Your tasks ->
**A)** In the Toronto soda bottle thread, what price did the poster pay for each bottle?
**B)** Please list every soda water manufacturing company named in the Toronto soda bottle thread.
**C)** Reproduce the part of the Toronto soda bottle thread starting with "pictured are" and going on through "lion embossed )".

# picked up some Toronto soda water bottles



## RCO (Dec 3, 2012)

was at an antique mall an hour south of where i live and found some soda water bottles on sale so i picked some up and think they were a good buy for the price i paid . i know toronto bottles have gone down in price but for $5 each i coudn't see how i could of not got a good deal at that price . i don't know alot about soda water bottles so i just bought the ones that appealed to me the most and had cool embossing on the front as the vendor had about 20 different ones to pick thru all at same price from maybe 6 different companies all from toronto all the bottles were from around 1900's  . the dominion and ontario companies went out of business in 30's , can't find anything about united or american soda water . 

 pictured are 
 - dominion soda water manufacturing company - Toronto  ( old flag embossed )
 - united soda water manufacturing company - toronto       ( lion embossed )
 - ontario soda water manufacturing company - toronto     ( elephant embossed ) 
 not pictured 
 - american soda water manufacturing company - toronto    ( eagle embossed )


----------



## RCO (Dec 3, 2012)

a better picture of the ontario soda water bottle , don't know much about this bottle but it had a neat little elephant embossed on the front so i though that was neat as you don't see that very often .


----------



## RCO (Dec 3, 2012)

Dataset extract ->
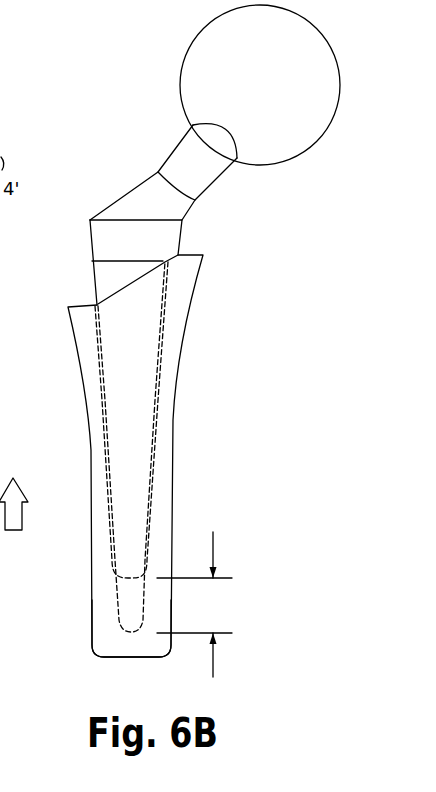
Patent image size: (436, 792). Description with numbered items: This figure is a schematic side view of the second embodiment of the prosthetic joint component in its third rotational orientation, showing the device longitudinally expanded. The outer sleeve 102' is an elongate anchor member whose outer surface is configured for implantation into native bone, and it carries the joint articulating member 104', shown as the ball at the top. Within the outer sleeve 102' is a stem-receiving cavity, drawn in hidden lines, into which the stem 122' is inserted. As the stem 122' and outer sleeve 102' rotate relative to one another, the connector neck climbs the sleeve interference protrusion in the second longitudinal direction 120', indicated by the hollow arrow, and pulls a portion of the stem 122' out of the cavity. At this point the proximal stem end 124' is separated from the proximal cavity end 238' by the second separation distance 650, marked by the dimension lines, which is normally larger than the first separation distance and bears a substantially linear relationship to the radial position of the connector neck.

Final results ->
**A)** $5 each.

**B)**
- Dominion Soda Water Manufacturing Company
- United Soda Water Manufacturing Company
- Ontario Soda Water Manufacturing Company
- American Soda Water Manufacturing Company

**C)**
pictured are 
 - dominion soda water manufacturing company - Toronto  ( old flag embossed )
 - united soda water manufacturing company - toronto       ( lion embossed )